=== Challenge ===
Repeat each entry exactly and drop the pictures.

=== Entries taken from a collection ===
## BEGIN

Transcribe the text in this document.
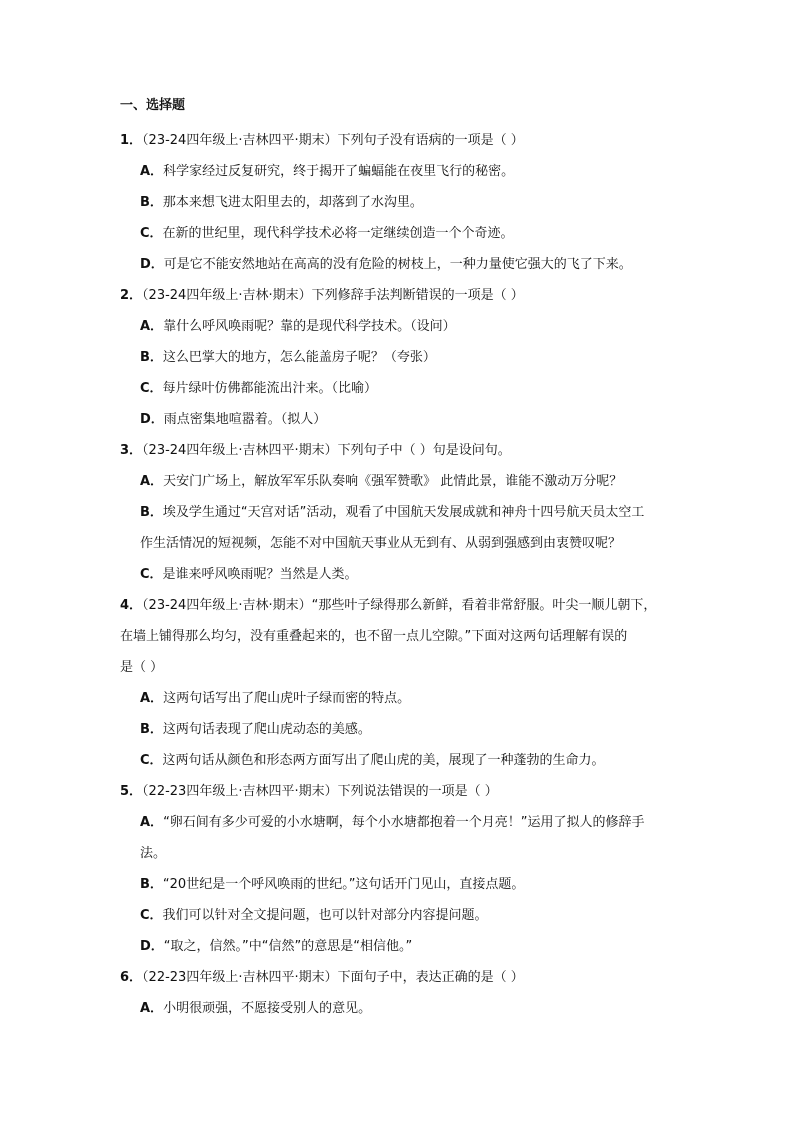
一、选择题
1．（23-24四年级上·吉林四平·期末）下列句子没有语病的一项是（ ）
A．科学家经过反复研究，终于揭开了蝙蝠能在夜里飞行的秘密。
B．那本来想飞进太阳里去的，却落到了水沟里。
C．在新的世纪里，现代科学技术必将一定继续创造一个个奇迹。
D．可是它不能安然地站在高高的没有危险的树枝上，一种力量使它强大的飞了下来。
2．（23-24四年级上·吉林·期末）下列修辞手法判断错误的一项是（ ）
A．靠什么呼风唤雨呢？靠的是现代科学技术。（设问）
B．这么巴掌大的地方，怎么能盖房子呢？（夸张）
C．每片绿叶仿佛都能流出汁来。（比喻）
D．雨点密集地喧嚣着。（拟人）
3．（23-24四年级上·吉林四平·期末）下列句子中（ ）句是设问句。
A．天安门广场上，解放军军乐队奏响《强军赞歌》 此情此景，谁能不激动万分呢？
B．埃及学生通过“天宫对话”活动，观看了中国航天发展成就和神舟十四号航天员太空工
作生活情况的短视频，怎能不对中国航天事业从无到有、从弱到强感到由衷赞叹呢？
C．是谁来呼风唤雨呢？当然是人类。
4．（23-24四年级上·吉林·期末）“那些叶子绿得那么新鲜，看着非常舒服。叶尖一顺儿朝下，
在墙上铺得那么均匀，没有重叠起来的，也不留一点儿空隙。”下面对这两句话理解有误的
是（ ）
A．这两句话写出了爬山虎叶子绿而密的特点。
B．这两句话表现了爬山虎动态的美感。
C．这两句话从颜色和形态两方面写出了爬山虎的美，展现了一种蓬勃的生命力。
5．（22-23四年级上·吉林四平·期末）下列说法错误的一项是（ ）
A．“卵石间有多少可爱的小水塘啊，每个小水塘都抱着一个月亮！”运用了拟人的修辞手
法。
B．“20世纪是一个呼风唤雨的世纪。”这句话开门见山，直接点题。
C．我们可以针对全文提问题，也可以针对部分内容提问题。
D．“取之，信然。”中“信然”的意思是“相信他。”
6．（22-23四年级上·吉林四平·期末）下面句子中，表达正确的是（ ）
A．小明很顽强，不愿接受别人的意见。
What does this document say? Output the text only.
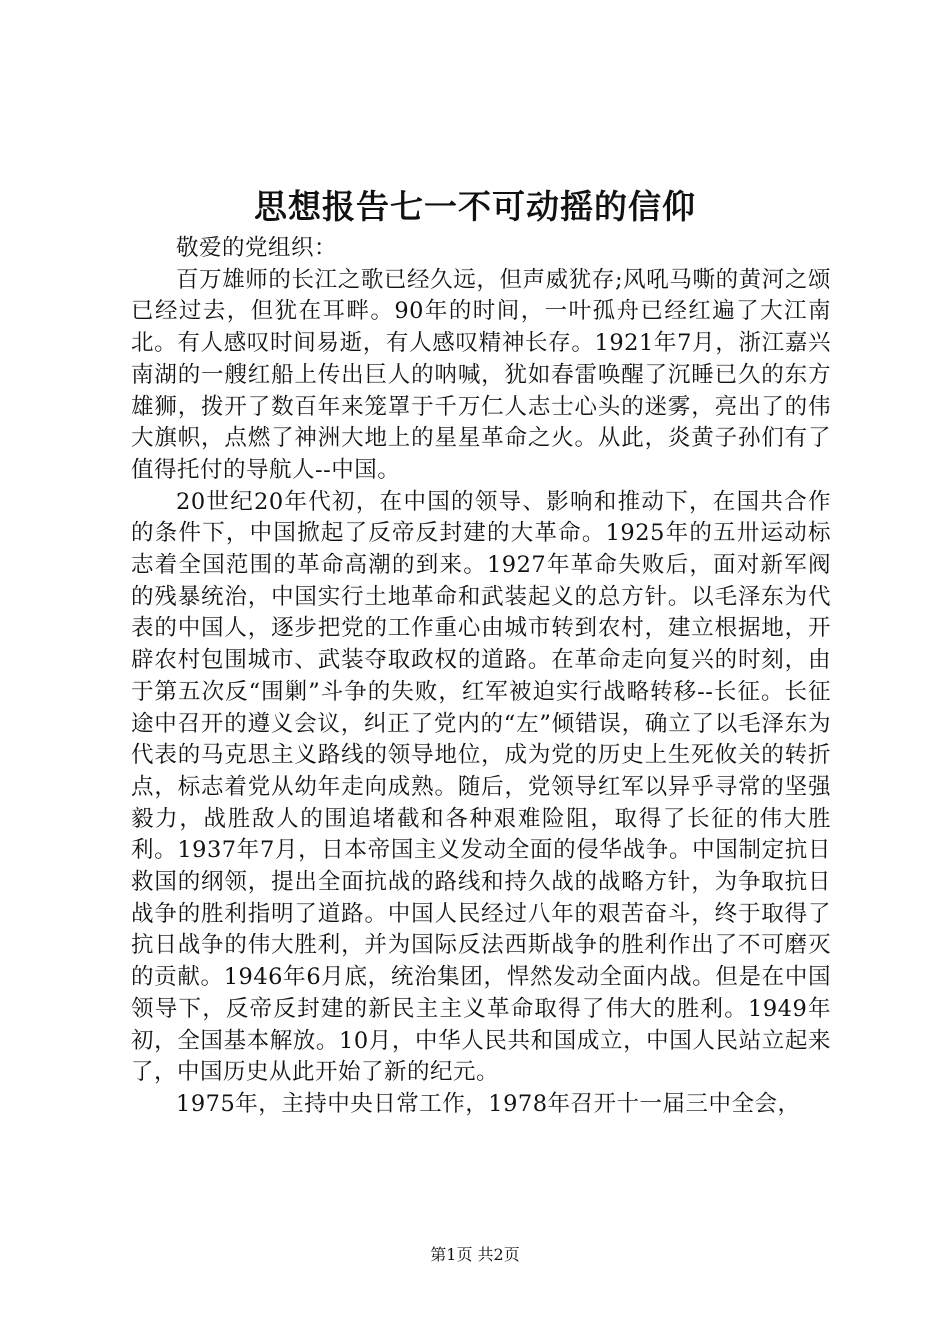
思想报告七一不可动摇的信仰

敬爱的党组织：

百万雄师的长江之歌已经久远，但声威犹存;风吼马嘶的黄河之颂已经过去，但犹在耳畔。90年的时间，一叶孤舟已经红遍了大江南北。有人感叹时间易逝，有人感叹精神长存。1921年7月，浙江嘉兴南湖的一艘红船上传出巨人的呐喊，犹如春雷唤醒了沉睡已久的东方雄狮，拨开了数百年来笼罩于千万仁人志士心头的迷雾，亮出了的伟大旗帜，点燃了神洲大地上的星星革命之火。从此，炎黄子孙们有了值得托付的导航人--中国。

20世纪20年代初，在中国的领导、影响和推动下，在国共合作的条件下，中国掀起了反帝反封建的大革命。1925年的五卅运动标志着全国范围的革命高潮的到来。1927年革命失败后，面对新军阀的残暴统治，中国实行土地革命和武装起义的总方针。以毛泽东为代表的中国人，逐步把党的工作重心由城市转到农村，建立根据地，开辟农村包围城市、武装夺取政权的道路。在革命走向复兴的时刻，由于第五次反“围剿”斗争的失败，红军被迫实行战略转移--长征。长征途中召开的遵义会议，纠正了党内的“左”倾错误，确立了以毛泽东为代表的马克思主义路线的领导地位，成为党的历史上生死攸关的转折点，标志着党从幼年走向成熟。随后，党领导红军以异乎寻常的坚强毅力，战胜敌人的围追堵截和各种艰难险阻，取得了长征的伟大胜利。1937年7月，日本帝国主义发动全面的侵华战争。中国制定抗日救国的纲领，提出全面抗战的路线和持久战的战略方针，为争取抗日战争的胜利指明了道路。中国人民经过八年的艰苦奋斗，终于取得了抗日战争的伟大胜利，并为国际反法西斯战争的胜利作出了不可磨灭的贡献。1946年6月底，统治集团，悍然发动全面内战。但是在中国领导下，反帝反封建的新民主主义革命取得了伟大的胜利。1949年初，全国基本解放。10月，中华人民共和国成立，中国人民站立起来了，中国历史从此开始了新的纪元。

1975年，主持中央日常工作，1978年召开十一届三中全会，

第1页 共2页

## END

=== Task answer ===
Transcribe the text in this document.
一、选择题
1．（23-24四年级上·吉林四平·期末）下列句子没有语病的一项是（ ）
A．科学家经过反复研究，终于揭开了蝙蝠能在夜里飞行的秘密。
B．那本来想飞进太阳里去的，却落到了水沟里。
C．在新的世纪里，现代科学技术必将一定继续创造一个个奇迹。
D．可是它不能安然地站在高高的没有危险的树枝上，一种力量使它强大的飞了下来。
2．（23-24四年级上·吉林·期末）下列修辞手法判断错误的一项是（ ）
A．靠什么呼风唤雨呢？靠的是现代科学技术。（设问）
B．这么巴掌大的地方，怎么能盖房子呢？（夸张）
C．每片绿叶仿佛都能流出汁来。（比喻）
D．雨点密集地喧嚣着。（拟人）
3．（23-24四年级上·吉林四平·期末）下列句子中（ ）句是设问句。
A．天安门广场上，解放军军乐队奏响《强军赞歌》 此情此景，谁能不激动万分呢？
B．埃及学生通过“天宫对话”活动，观看了中国航天发展成就和神舟十四号航天员太空工
作生活情况的短视频，怎能不对中国航天事业从无到有、从弱到强感到由衷赞叹呢？
C．是谁来呼风唤雨呢？当然是人类。
4．（23-24四年级上·吉林·期末）“那些叶子绿得那么新鲜，看着非常舒服。叶尖一顺儿朝下，
在墙上铺得那么均匀，没有重叠起来的，也不留一点儿空隙。”下面对这两句话理解有误的
是（ ）
A．这两句话写出了爬山虎叶子绿而密的特点。
B．这两句话表现了爬山虎动态的美感。
C．这两句话从颜色和形态两方面写出了爬山虎的美，展现了一种蓬勃的生命力。
5．（22-23四年级上·吉林四平·期末）下列说法错误的一项是（ ）
A．“卵石间有多少可爱的小水塘啊，每个小水塘都抱着一个月亮！”运用了拟人的修辞手
法。
B．“20世纪是一个呼风唤雨的世纪。”这句话开门见山，直接点题。
C．我们可以针对全文提问题，也可以针对部分内容提问题。
D．“取之，信然。”中“信然”的意思是“相信他。”
6．（22-23四年级上·吉林四平·期末）下面句子中，表达正确的是（ ）
A．小明很顽强，不愿接受别人的意见。
What does this document say? Output the text only.
思想报告七一不可动摇的信仰

敬爱的党组织：

百万雄师的长江之歌已经久远，但声威犹存;风吼马嘶的黄河之颂已经过去，但犹在耳畔。90年的时间，一叶孤舟已经红遍了大江南北。有人感叹时间易逝，有人感叹精神长存。1921年7月，浙江嘉兴南湖的一艘红船上传出巨人的呐喊，犹如春雷唤醒了沉睡已久的东方雄狮，拨开了数百年来笼罩于千万仁人志士心头的迷雾，亮出了的伟大旗帜，点燃了神洲大地上的星星革命之火。从此，炎黄子孙们有了值得托付的导航人--中国。

20世纪20年代初，在中国的领导、影响和推动下，在国共合作的条件下，中国掀起了反帝反封建的大革命。1925年的五卅运动标志着全国范围的革命高潮的到来。1927年革命失败后，面对新军阀的残暴统治，中国实行土地革命和武装起义的总方针。以毛泽东为代表的中国人，逐步把党的工作重心由城市转到农村，建立根据地，开辟农村包围城市、武装夺取政权的道路。在革命走向复兴的时刻，由于第五次反“围剿”斗争的失败，红军被迫实行战略转移--长征。长征途中召开的遵义会议，纠正了党内的“左”倾错误，确立了以毛泽东为代表的马克思主义路线的领导地位，成为党的历史上生死攸关的转折点，标志着党从幼年走向成熟。随后，党领导红军以异乎寻常的坚强毅力，战胜敌人的围追堵截和各种艰难险阻，取得了长征的伟大胜利。1937年7月，日本帝国主义发动全面的侵华战争。中国制定抗日救国的纲领，提出全面抗战的路线和持久战的战略方针，为争取抗日战争的胜利指明了道路。中国人民经过八年的艰苦奋斗，终于取得了抗日战争的伟大胜利，并为国际反法西斯战争的胜利作出了不可磨灭的贡献。1946年6月底，统治集团，悍然发动全面内战。但是在中国领导下，反帝反封建的新民主主义革命取得了伟大的胜利。1949年初，全国基本解放。10月，中华人民共和国成立，中国人民站立起来了，中国历史从此开始了新的纪元。

1975年，主持中央日常工作，1978年召开十一届三中全会，

第1页 共2页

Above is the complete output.